[What the task asks]
Go over the entries below line by line, copying each one that contains the word "Economies".
----------
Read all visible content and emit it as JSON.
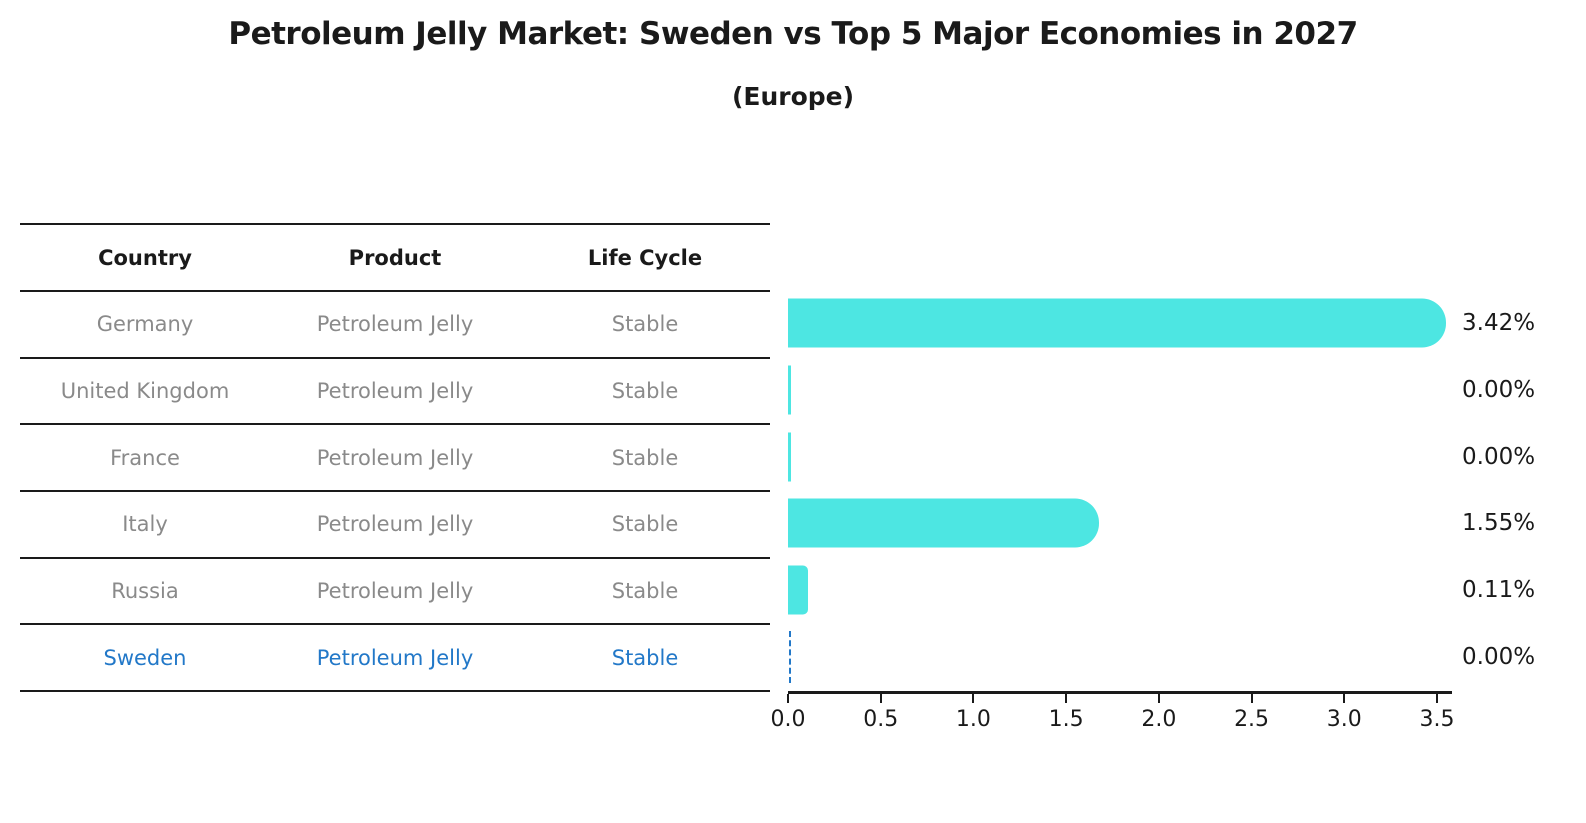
{
  "title": "Petroleum Jelly Market: Sweden vs Top 5 Major Economies in 2027",
  "subtitle": "(Europe)",
  "colors": {
    "bar": "#4DE6E2",
    "highlight_blue": "#2278C8",
    "table_text_gray": "#8A8A8A",
    "ink": "#1A1A1A"
  },
  "table": {
    "headers": [
      "Country",
      "Product",
      "Life Cycle"
    ],
    "rows": [
      {
        "country": "Germany",
        "product": "Petroleum Jelly",
        "life_cycle": "Stable"
      },
      {
        "country": "United Kingdom",
        "product": "Petroleum Jelly",
        "life_cycle": "Stable"
      },
      {
        "country": "France",
        "product": "Petroleum Jelly",
        "life_cycle": "Stable"
      },
      {
        "country": "Italy",
        "product": "Petroleum Jelly",
        "life_cycle": "Stable"
      },
      {
        "country": "Russia",
        "product": "Petroleum Jelly",
        "life_cycle": "Stable"
      },
      {
        "country": "Sweden",
        "product": "Petroleum Jelly",
        "life_cycle": "Stable"
      }
    ]
  },
  "chart_data": {
    "type": "bar",
    "orientation": "horizontal",
    "title": "Petroleum Jelly Market: Sweden vs Top 5 Major Economies in 2027",
    "subtitle": "(Europe)",
    "categories": [
      "Germany",
      "United Kingdom",
      "France",
      "Italy",
      "Russia",
      "Sweden"
    ],
    "values": [
      3.42,
      0.0,
      0.0,
      1.55,
      0.11,
      0.0
    ],
    "value_labels": [
      "3.42%",
      "0.00%",
      "0.00%",
      "1.55%",
      "0.11%",
      "0.00%"
    ],
    "highlight_index": 5,
    "highlight_style": "dashed-line",
    "xlim": [
      0,
      3.5
    ],
    "xticks": [
      "0.0",
      "0.5",
      "1.0",
      "1.5",
      "2.0",
      "2.5",
      "3.0",
      "3.5"
    ],
    "grid": false,
    "legend": false
  }
}
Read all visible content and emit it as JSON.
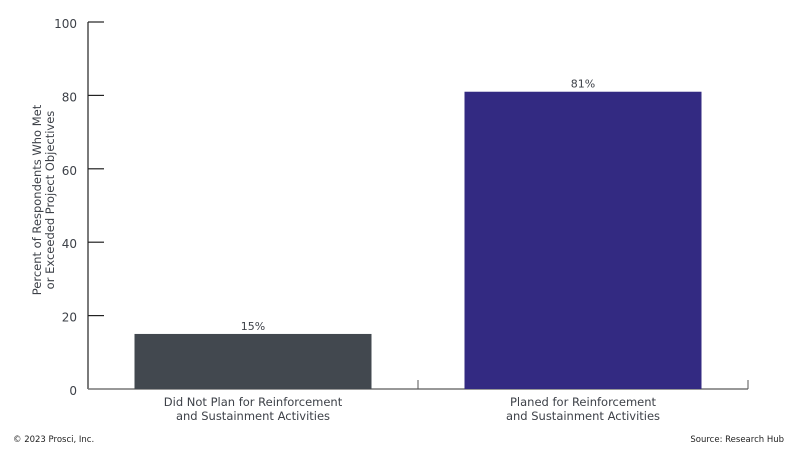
{
  "chart_data": {
    "type": "bar",
    "categories": [
      "Did Not Plan for Reinforcement\nand Sustainment Activities",
      "Planed for Reinforcement\nand Sustainment Activities"
    ],
    "values": [
      15,
      81
    ],
    "data_labels": [
      "15%",
      "81%"
    ],
    "colors": [
      "#42484f",
      "#332a82"
    ],
    "title": "",
    "xlabel": "",
    "ylabel": [
      "Percent of Respondents Who Met",
      "or Exceeded Project Objectives"
    ],
    "ylim": [
      0,
      100
    ],
    "yticks": [
      0,
      20,
      40,
      60,
      80,
      100
    ],
    "grid": false
  },
  "footer": {
    "copyright": "© 2023 Prosci, Inc.",
    "source": "Source: Research Hub"
  }
}
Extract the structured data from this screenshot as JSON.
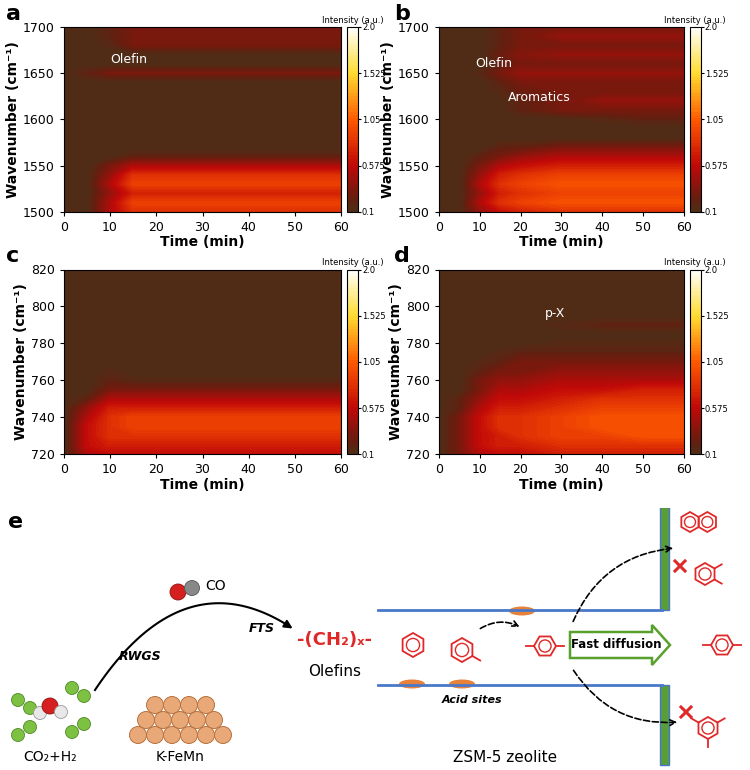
{
  "chart_data": [
    {
      "type": "contour",
      "label": "a",
      "xlabel": "Time (min)",
      "ylabel": "Wavenumber (cm⁻¹)",
      "x": [
        0,
        5,
        10,
        15,
        20,
        30,
        40,
        50,
        60
      ],
      "y": [
        1500,
        1510,
        1520,
        1530,
        1540,
        1550,
        1560,
        1570,
        1580,
        1590,
        1600,
        1610,
        1620,
        1630,
        1640,
        1650,
        1660,
        1670,
        1680,
        1690,
        1700
      ],
      "values": [
        [
          0.1,
          0.1,
          0.5,
          0.8,
          0.8,
          0.8,
          0.8,
          0.8,
          0.8
        ],
        [
          0.1,
          0.1,
          0.5,
          0.9,
          0.9,
          0.9,
          0.9,
          0.9,
          0.9
        ],
        [
          0.1,
          0.1,
          0.4,
          0.7,
          0.7,
          0.7,
          0.7,
          0.7,
          0.7
        ],
        [
          0.1,
          0.1,
          0.5,
          0.9,
          0.9,
          0.9,
          0.9,
          0.9,
          0.9
        ],
        [
          0.1,
          0.1,
          0.4,
          0.8,
          0.8,
          0.8,
          0.8,
          0.8,
          0.8
        ],
        [
          0.1,
          0.1,
          0.3,
          0.5,
          0.5,
          0.5,
          0.5,
          0.5,
          0.5
        ],
        [
          0.1,
          0.1,
          0.1,
          0.2,
          0.2,
          0.2,
          0.2,
          0.2,
          0.2
        ],
        [
          0.1,
          0.1,
          0.1,
          0.1,
          0.1,
          0.1,
          0.1,
          0.1,
          0.1
        ],
        [
          0.1,
          0.1,
          0.1,
          0.1,
          0.1,
          0.1,
          0.1,
          0.1,
          0.1
        ],
        [
          0.1,
          0.1,
          0.1,
          0.1,
          0.1,
          0.1,
          0.1,
          0.1,
          0.1
        ],
        [
          0.1,
          0.1,
          0.1,
          0.1,
          0.1,
          0.1,
          0.1,
          0.1,
          0.1
        ],
        [
          0.1,
          0.1,
          0.1,
          0.1,
          0.1,
          0.1,
          0.1,
          0.1,
          0.1
        ],
        [
          0.1,
          0.1,
          0.1,
          0.1,
          0.1,
          0.1,
          0.1,
          0.1,
          0.1
        ],
        [
          0.1,
          0.1,
          0.1,
          0.1,
          0.1,
          0.1,
          0.1,
          0.1,
          0.1
        ],
        [
          0.1,
          0.1,
          0.1,
          0.1,
          0.1,
          0.1,
          0.1,
          0.1,
          0.1
        ],
        [
          0.1,
          0.2,
          0.3,
          0.3,
          0.3,
          0.3,
          0.3,
          0.3,
          0.3
        ],
        [
          0.1,
          0.1,
          0.1,
          0.1,
          0.1,
          0.1,
          0.1,
          0.1,
          0.1
        ],
        [
          0.1,
          0.1,
          0.1,
          0.1,
          0.1,
          0.1,
          0.1,
          0.1,
          0.1
        ],
        [
          0.1,
          0.1,
          0.15,
          0.3,
          0.3,
          0.3,
          0.3,
          0.3,
          0.3
        ],
        [
          0.1,
          0.1,
          0.2,
          0.3,
          0.3,
          0.3,
          0.3,
          0.3,
          0.3
        ],
        [
          0.1,
          0.1,
          0.2,
          0.3,
          0.3,
          0.3,
          0.3,
          0.3,
          0.3
        ]
      ],
      "xlim": [
        0,
        60
      ],
      "ylim": [
        1500,
        1700
      ],
      "xticks": [
        0,
        10,
        20,
        30,
        40,
        50,
        60
      ],
      "yticks": [
        1500,
        1550,
        1600,
        1650,
        1700
      ],
      "colorbar": {
        "title": "Intensity (a.u.)",
        "range": [
          0.1,
          2.0
        ],
        "ticks": [
          0.1,
          0.575,
          1.05,
          1.525,
          2.0
        ]
      },
      "annotations": [
        {
          "text": "Olefin",
          "x": 10,
          "y": 1665
        }
      ]
    },
    {
      "type": "contour",
      "label": "b",
      "xlabel": "Time (min)",
      "ylabel": "Wavenumber (cm⁻¹)",
      "x": [
        0,
        5,
        10,
        15,
        20,
        30,
        40,
        50,
        60
      ],
      "y": [
        1500,
        1510,
        1520,
        1530,
        1540,
        1550,
        1560,
        1570,
        1580,
        1590,
        1600,
        1610,
        1620,
        1630,
        1640,
        1650,
        1660,
        1670,
        1680,
        1690,
        1700
      ],
      "values": [
        [
          0.1,
          0.1,
          0.4,
          0.6,
          0.7,
          0.8,
          0.8,
          0.8,
          0.8
        ],
        [
          0.1,
          0.1,
          0.5,
          0.8,
          0.9,
          1.0,
          1.0,
          1.0,
          1.0
        ],
        [
          0.1,
          0.1,
          0.4,
          0.7,
          0.8,
          0.9,
          0.9,
          0.9,
          0.9
        ],
        [
          0.1,
          0.1,
          0.5,
          0.8,
          0.9,
          1.0,
          1.0,
          1.0,
          1.0
        ],
        [
          0.1,
          0.1,
          0.4,
          0.7,
          0.8,
          0.9,
          0.9,
          0.9,
          0.9
        ],
        [
          0.1,
          0.1,
          0.3,
          0.5,
          0.6,
          0.7,
          0.7,
          0.7,
          0.7
        ],
        [
          0.1,
          0.1,
          0.2,
          0.3,
          0.4,
          0.5,
          0.5,
          0.5,
          0.5
        ],
        [
          0.1,
          0.1,
          0.1,
          0.2,
          0.2,
          0.3,
          0.3,
          0.3,
          0.3
        ],
        [
          0.1,
          0.1,
          0.1,
          0.1,
          0.1,
          0.1,
          0.1,
          0.1,
          0.1
        ],
        [
          0.1,
          0.1,
          0.1,
          0.1,
          0.1,
          0.1,
          0.1,
          0.1,
          0.1
        ],
        [
          0.1,
          0.1,
          0.1,
          0.1,
          0.1,
          0.1,
          0.15,
          0.2,
          0.2
        ],
        [
          0.1,
          0.1,
          0.1,
          0.1,
          0.2,
          0.3,
          0.3,
          0.3,
          0.3
        ],
        [
          0.1,
          0.1,
          0.1,
          0.1,
          0.2,
          0.3,
          0.4,
          0.4,
          0.4
        ],
        [
          0.1,
          0.1,
          0.1,
          0.15,
          0.25,
          0.3,
          0.3,
          0.3,
          0.3
        ],
        [
          0.1,
          0.1,
          0.1,
          0.2,
          0.3,
          0.3,
          0.3,
          0.3,
          0.3
        ],
        [
          0.1,
          0.1,
          0.15,
          0.3,
          0.4,
          0.4,
          0.4,
          0.4,
          0.4
        ],
        [
          0.1,
          0.1,
          0.1,
          0.2,
          0.3,
          0.3,
          0.3,
          0.3,
          0.3
        ],
        [
          0.1,
          0.1,
          0.1,
          0.25,
          0.35,
          0.4,
          0.4,
          0.4,
          0.4
        ],
        [
          0.1,
          0.1,
          0.1,
          0.2,
          0.3,
          0.3,
          0.3,
          0.3,
          0.3
        ],
        [
          0.1,
          0.1,
          0.1,
          0.2,
          0.3,
          0.4,
          0.4,
          0.4,
          0.4
        ],
        [
          0.1,
          0.1,
          0.1,
          0.2,
          0.3,
          0.3,
          0.3,
          0.3,
          0.3
        ]
      ],
      "xlim": [
        0,
        60
      ],
      "ylim": [
        1500,
        1700
      ],
      "xticks": [
        0,
        10,
        20,
        30,
        40,
        50,
        60
      ],
      "yticks": [
        1500,
        1550,
        1600,
        1650,
        1700
      ],
      "colorbar": {
        "title": "Intensity (a.u.)",
        "range": [
          0.1,
          2.0
        ],
        "ticks": [
          0.1,
          0.575,
          1.05,
          1.525,
          2.0
        ]
      },
      "annotations": [
        {
          "text": "Olefin",
          "x": 9,
          "y": 1660
        },
        {
          "text": "Aromatics",
          "x": 17,
          "y": 1624
        }
      ]
    },
    {
      "type": "contour",
      "label": "c",
      "xlabel": "Time (min)",
      "ylabel": "Wavenumber (cm⁻¹)",
      "x": [
        0,
        5,
        10,
        15,
        20,
        30,
        40,
        50,
        60
      ],
      "y": [
        720,
        725,
        730,
        735,
        740,
        745,
        750,
        755,
        760,
        765,
        770,
        775,
        780,
        785,
        790,
        795,
        800,
        805,
        810,
        815,
        820
      ],
      "values": [
        [
          0.1,
          0.5,
          0.6,
          0.6,
          0.6,
          0.6,
          0.6,
          0.6,
          0.6
        ],
        [
          0.1,
          0.6,
          0.7,
          0.7,
          0.7,
          0.7,
          0.7,
          0.7,
          0.7
        ],
        [
          0.1,
          0.6,
          0.8,
          0.8,
          0.8,
          0.8,
          0.8,
          0.8,
          0.8
        ],
        [
          0.1,
          0.6,
          0.8,
          0.9,
          0.9,
          0.9,
          0.9,
          0.9,
          0.9
        ],
        [
          0.1,
          0.5,
          0.8,
          0.9,
          0.9,
          0.9,
          0.9,
          0.9,
          0.9
        ],
        [
          0.1,
          0.4,
          0.7,
          0.7,
          0.7,
          0.7,
          0.7,
          0.7,
          0.7
        ],
        [
          0.1,
          0.2,
          0.5,
          0.5,
          0.5,
          0.5,
          0.5,
          0.5,
          0.5
        ],
        [
          0.1,
          0.1,
          0.3,
          0.3,
          0.3,
          0.3,
          0.3,
          0.3,
          0.3
        ],
        [
          0.1,
          0.1,
          0.2,
          0.15,
          0.15,
          0.15,
          0.15,
          0.15,
          0.15
        ],
        [
          0.1,
          0.1,
          0.15,
          0.1,
          0.1,
          0.1,
          0.1,
          0.1,
          0.1
        ],
        [
          0.1,
          0.1,
          0.1,
          0.1,
          0.1,
          0.1,
          0.1,
          0.1,
          0.1
        ],
        [
          0.1,
          0.1,
          0.1,
          0.1,
          0.1,
          0.1,
          0.1,
          0.1,
          0.1
        ],
        [
          0.1,
          0.1,
          0.1,
          0.1,
          0.1,
          0.1,
          0.1,
          0.1,
          0.1
        ],
        [
          0.1,
          0.1,
          0.1,
          0.1,
          0.1,
          0.1,
          0.1,
          0.1,
          0.1
        ],
        [
          0.1,
          0.1,
          0.1,
          0.1,
          0.1,
          0.1,
          0.1,
          0.1,
          0.1
        ],
        [
          0.1,
          0.1,
          0.1,
          0.1,
          0.1,
          0.1,
          0.1,
          0.1,
          0.1
        ],
        [
          0.1,
          0.1,
          0.1,
          0.1,
          0.1,
          0.1,
          0.1,
          0.1,
          0.1
        ],
        [
          0.1,
          0.1,
          0.1,
          0.1,
          0.1,
          0.1,
          0.1,
          0.1,
          0.1
        ],
        [
          0.1,
          0.1,
          0.1,
          0.1,
          0.1,
          0.1,
          0.1,
          0.1,
          0.1
        ],
        [
          0.1,
          0.1,
          0.1,
          0.1,
          0.1,
          0.1,
          0.1,
          0.1,
          0.1
        ],
        [
          0.1,
          0.1,
          0.1,
          0.1,
          0.1,
          0.1,
          0.1,
          0.1,
          0.1
        ]
      ],
      "xlim": [
        0,
        60
      ],
      "ylim": [
        720,
        820
      ],
      "xticks": [
        0,
        10,
        20,
        30,
        40,
        50,
        60
      ],
      "yticks": [
        720,
        740,
        760,
        780,
        800,
        820
      ],
      "colorbar": {
        "title": "Intensity (a.u.)",
        "range": [
          0.1,
          2.0
        ],
        "ticks": [
          0.1,
          0.575,
          1.05,
          1.525,
          2.0
        ]
      },
      "annotations": []
    },
    {
      "type": "contour",
      "label": "d",
      "xlabel": "Time (min)",
      "ylabel": "Wavenumber (cm⁻¹)",
      "x": [
        0,
        5,
        10,
        15,
        20,
        30,
        40,
        50,
        60
      ],
      "y": [
        720,
        725,
        730,
        735,
        740,
        745,
        750,
        755,
        760,
        765,
        770,
        775,
        780,
        785,
        790,
        795,
        800,
        805,
        810,
        815,
        820
      ],
      "values": [
        [
          0.1,
          0.3,
          0.5,
          0.6,
          0.6,
          0.7,
          0.7,
          0.7,
          0.7
        ],
        [
          0.1,
          0.3,
          0.6,
          0.7,
          0.7,
          0.8,
          0.8,
          0.8,
          0.8
        ],
        [
          0.1,
          0.3,
          0.6,
          0.7,
          0.8,
          0.9,
          0.9,
          1.0,
          1.0
        ],
        [
          0.1,
          0.3,
          0.6,
          0.8,
          0.8,
          0.9,
          1.0,
          1.0,
          1.0
        ],
        [
          0.1,
          0.3,
          0.6,
          0.8,
          0.8,
          0.9,
          1.0,
          1.0,
          1.0
        ],
        [
          0.1,
          0.2,
          0.5,
          0.7,
          0.7,
          0.8,
          0.9,
          0.9,
          0.9
        ],
        [
          0.1,
          0.2,
          0.4,
          0.6,
          0.6,
          0.7,
          0.8,
          0.8,
          0.8
        ],
        [
          0.1,
          0.1,
          0.3,
          0.5,
          0.5,
          0.6,
          0.6,
          0.7,
          0.7
        ],
        [
          0.1,
          0.1,
          0.3,
          0.4,
          0.4,
          0.5,
          0.5,
          0.5,
          0.5
        ],
        [
          0.1,
          0.1,
          0.2,
          0.3,
          0.3,
          0.4,
          0.4,
          0.4,
          0.4
        ],
        [
          0.1,
          0.1,
          0.15,
          0.2,
          0.3,
          0.3,
          0.3,
          0.3,
          0.3
        ],
        [
          0.1,
          0.1,
          0.1,
          0.15,
          0.2,
          0.2,
          0.2,
          0.2,
          0.2
        ],
        [
          0.1,
          0.1,
          0.1,
          0.1,
          0.1,
          0.15,
          0.15,
          0.15,
          0.15
        ],
        [
          0.1,
          0.1,
          0.1,
          0.1,
          0.1,
          0.1,
          0.1,
          0.1,
          0.1
        ],
        [
          0.1,
          0.1,
          0.1,
          0.1,
          0.1,
          0.15,
          0.2,
          0.2,
          0.2
        ],
        [
          0.1,
          0.1,
          0.1,
          0.1,
          0.1,
          0.1,
          0.1,
          0.1,
          0.1
        ],
        [
          0.1,
          0.1,
          0.1,
          0.1,
          0.1,
          0.1,
          0.1,
          0.1,
          0.1
        ],
        [
          0.1,
          0.1,
          0.1,
          0.1,
          0.1,
          0.1,
          0.1,
          0.1,
          0.1
        ],
        [
          0.1,
          0.1,
          0.1,
          0.1,
          0.1,
          0.1,
          0.1,
          0.1,
          0.1
        ],
        [
          0.1,
          0.1,
          0.1,
          0.1,
          0.1,
          0.1,
          0.1,
          0.1,
          0.1
        ],
        [
          0.1,
          0.1,
          0.1,
          0.1,
          0.1,
          0.1,
          0.1,
          0.1,
          0.1
        ]
      ],
      "xlim": [
        0,
        60
      ],
      "ylim": [
        720,
        820
      ],
      "xticks": [
        0,
        10,
        20,
        30,
        40,
        50,
        60
      ],
      "yticks": [
        720,
        740,
        760,
        780,
        800,
        820
      ],
      "colorbar": {
        "title": "Intensity (a.u.)",
        "range": [
          0.1,
          2.0
        ],
        "ticks": [
          0.1,
          0.575,
          1.05,
          1.525,
          2.0
        ]
      },
      "annotations": [
        {
          "text": "p-X",
          "x": 26,
          "y": 796
        }
      ]
    }
  ],
  "diagram": {
    "label": "e",
    "reactants": "CO₂+H₂",
    "catalyst": "K-FeMn",
    "steps": [
      "RWGS",
      "FTS"
    ],
    "intermediate": "CO",
    "chain": "-(CH₂)ₓ-",
    "product": "Olefins",
    "acid_sites": "Acid sites",
    "diffusion": "Fast diffusion",
    "zeolite": "ZSM-5 zeolite"
  }
}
----------
[Answer to the task]
  "title": "Petroleum Jelly Market: Sweden vs Top 5 Major Economies in 2027",
    "title": "Petroleum Jelly Market: Sweden vs Top 5 Major Economies in 2027",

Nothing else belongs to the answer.